Recorded data:
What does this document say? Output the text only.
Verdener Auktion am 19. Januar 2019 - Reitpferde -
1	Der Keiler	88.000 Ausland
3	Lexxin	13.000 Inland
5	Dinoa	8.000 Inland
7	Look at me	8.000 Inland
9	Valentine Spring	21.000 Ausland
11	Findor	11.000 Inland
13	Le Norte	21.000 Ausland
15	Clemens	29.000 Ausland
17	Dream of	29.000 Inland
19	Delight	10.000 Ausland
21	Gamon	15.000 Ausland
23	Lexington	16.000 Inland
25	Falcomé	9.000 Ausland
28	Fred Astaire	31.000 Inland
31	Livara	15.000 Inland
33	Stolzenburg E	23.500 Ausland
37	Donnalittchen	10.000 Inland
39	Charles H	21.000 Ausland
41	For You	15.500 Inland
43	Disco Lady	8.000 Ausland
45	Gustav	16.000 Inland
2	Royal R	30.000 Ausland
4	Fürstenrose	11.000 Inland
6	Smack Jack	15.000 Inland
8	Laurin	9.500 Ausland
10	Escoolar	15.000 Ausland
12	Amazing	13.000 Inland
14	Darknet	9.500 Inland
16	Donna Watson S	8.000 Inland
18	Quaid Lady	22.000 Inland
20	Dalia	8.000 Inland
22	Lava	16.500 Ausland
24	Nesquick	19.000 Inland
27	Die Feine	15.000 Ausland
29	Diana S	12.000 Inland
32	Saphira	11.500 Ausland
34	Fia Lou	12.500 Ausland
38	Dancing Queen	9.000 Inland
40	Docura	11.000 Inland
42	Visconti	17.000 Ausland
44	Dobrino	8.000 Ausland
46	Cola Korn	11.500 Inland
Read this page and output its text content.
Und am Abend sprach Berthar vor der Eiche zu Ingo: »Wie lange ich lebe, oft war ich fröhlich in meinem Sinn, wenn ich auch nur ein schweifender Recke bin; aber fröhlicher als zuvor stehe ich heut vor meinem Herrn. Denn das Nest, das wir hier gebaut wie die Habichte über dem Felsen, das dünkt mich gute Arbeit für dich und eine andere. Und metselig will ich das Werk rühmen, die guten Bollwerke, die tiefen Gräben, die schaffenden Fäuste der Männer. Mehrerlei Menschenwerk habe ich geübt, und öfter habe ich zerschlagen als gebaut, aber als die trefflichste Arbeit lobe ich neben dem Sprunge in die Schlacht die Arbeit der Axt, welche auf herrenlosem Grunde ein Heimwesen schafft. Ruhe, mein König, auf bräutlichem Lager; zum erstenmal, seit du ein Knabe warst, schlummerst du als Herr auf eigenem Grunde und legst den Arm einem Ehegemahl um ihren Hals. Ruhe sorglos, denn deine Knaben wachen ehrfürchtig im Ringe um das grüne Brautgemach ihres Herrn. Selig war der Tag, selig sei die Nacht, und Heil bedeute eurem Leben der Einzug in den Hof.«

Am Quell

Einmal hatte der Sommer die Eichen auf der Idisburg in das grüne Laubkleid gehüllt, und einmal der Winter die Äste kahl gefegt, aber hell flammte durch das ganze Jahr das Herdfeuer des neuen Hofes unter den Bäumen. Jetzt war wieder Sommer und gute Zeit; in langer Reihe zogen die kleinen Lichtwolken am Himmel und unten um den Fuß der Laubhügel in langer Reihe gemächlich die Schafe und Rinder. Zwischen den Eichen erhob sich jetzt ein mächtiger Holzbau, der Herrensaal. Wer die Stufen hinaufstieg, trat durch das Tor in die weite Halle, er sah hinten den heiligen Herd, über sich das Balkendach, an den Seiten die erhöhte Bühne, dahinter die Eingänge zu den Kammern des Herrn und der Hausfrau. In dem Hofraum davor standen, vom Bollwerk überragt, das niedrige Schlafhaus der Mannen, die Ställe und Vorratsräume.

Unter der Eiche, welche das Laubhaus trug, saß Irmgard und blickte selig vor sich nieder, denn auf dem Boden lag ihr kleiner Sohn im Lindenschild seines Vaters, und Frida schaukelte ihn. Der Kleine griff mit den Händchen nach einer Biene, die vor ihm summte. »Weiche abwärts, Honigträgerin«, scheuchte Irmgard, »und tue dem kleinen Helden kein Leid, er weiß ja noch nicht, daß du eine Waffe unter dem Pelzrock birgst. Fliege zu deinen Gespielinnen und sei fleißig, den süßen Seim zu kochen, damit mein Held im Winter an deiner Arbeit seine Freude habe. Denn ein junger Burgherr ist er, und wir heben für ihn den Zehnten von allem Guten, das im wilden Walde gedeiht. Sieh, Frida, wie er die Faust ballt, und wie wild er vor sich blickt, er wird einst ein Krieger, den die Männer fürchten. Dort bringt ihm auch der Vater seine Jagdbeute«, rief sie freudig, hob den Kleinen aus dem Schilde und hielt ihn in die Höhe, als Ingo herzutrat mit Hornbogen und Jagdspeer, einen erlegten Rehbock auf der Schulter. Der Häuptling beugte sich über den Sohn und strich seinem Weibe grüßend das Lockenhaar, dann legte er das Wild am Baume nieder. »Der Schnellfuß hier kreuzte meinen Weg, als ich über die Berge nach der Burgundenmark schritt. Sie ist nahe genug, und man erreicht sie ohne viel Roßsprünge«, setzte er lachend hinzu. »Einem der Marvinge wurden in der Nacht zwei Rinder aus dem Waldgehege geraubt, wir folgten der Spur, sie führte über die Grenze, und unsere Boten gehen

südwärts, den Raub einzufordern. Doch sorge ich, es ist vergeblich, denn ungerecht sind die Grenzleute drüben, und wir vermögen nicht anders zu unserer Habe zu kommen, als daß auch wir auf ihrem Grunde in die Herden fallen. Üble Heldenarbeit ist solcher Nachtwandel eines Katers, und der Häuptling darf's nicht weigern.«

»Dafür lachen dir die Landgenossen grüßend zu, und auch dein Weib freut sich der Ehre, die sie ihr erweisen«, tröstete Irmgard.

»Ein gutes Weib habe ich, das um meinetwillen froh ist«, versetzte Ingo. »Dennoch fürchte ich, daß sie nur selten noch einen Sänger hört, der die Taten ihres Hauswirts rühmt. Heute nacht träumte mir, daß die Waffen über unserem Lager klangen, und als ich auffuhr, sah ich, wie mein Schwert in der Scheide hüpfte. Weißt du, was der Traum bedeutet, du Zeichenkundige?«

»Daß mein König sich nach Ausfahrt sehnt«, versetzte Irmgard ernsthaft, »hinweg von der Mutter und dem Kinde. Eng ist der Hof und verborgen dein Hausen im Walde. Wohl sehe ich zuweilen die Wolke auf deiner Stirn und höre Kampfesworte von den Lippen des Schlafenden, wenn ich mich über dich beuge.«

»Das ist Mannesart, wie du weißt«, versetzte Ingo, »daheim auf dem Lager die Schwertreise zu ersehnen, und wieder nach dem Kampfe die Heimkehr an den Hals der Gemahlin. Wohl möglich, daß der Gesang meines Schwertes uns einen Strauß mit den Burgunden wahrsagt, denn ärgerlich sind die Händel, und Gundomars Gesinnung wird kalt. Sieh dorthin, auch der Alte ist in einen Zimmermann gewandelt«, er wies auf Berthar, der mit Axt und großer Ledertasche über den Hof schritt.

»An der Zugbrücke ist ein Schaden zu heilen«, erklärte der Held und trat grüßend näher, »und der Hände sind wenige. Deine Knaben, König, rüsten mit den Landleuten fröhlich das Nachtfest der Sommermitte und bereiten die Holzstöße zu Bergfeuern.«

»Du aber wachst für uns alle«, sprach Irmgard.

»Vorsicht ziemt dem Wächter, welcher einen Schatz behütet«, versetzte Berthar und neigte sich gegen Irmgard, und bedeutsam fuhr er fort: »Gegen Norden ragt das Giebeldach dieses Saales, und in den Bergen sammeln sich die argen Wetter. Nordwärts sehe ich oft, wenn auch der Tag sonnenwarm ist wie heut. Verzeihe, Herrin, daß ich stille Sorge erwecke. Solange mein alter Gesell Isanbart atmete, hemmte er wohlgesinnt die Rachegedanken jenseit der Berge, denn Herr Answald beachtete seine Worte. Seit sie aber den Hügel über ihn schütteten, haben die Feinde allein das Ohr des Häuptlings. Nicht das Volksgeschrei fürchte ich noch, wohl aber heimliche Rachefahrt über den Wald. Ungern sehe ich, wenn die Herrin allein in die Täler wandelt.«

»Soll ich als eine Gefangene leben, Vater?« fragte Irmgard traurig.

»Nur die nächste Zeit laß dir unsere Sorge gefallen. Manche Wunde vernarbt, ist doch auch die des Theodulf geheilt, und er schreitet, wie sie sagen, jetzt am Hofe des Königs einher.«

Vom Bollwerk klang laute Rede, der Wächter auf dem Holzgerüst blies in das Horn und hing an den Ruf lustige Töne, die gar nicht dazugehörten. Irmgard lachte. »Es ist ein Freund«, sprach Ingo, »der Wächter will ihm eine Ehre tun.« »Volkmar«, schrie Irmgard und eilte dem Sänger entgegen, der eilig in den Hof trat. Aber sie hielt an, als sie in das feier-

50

> _Prompt_
Find the lines above that include the string "Lady" and copy them.

> _Completed exercise_
43	Disco Lady	8.000 Ausland
18	Quaid Lady	22.000 Inland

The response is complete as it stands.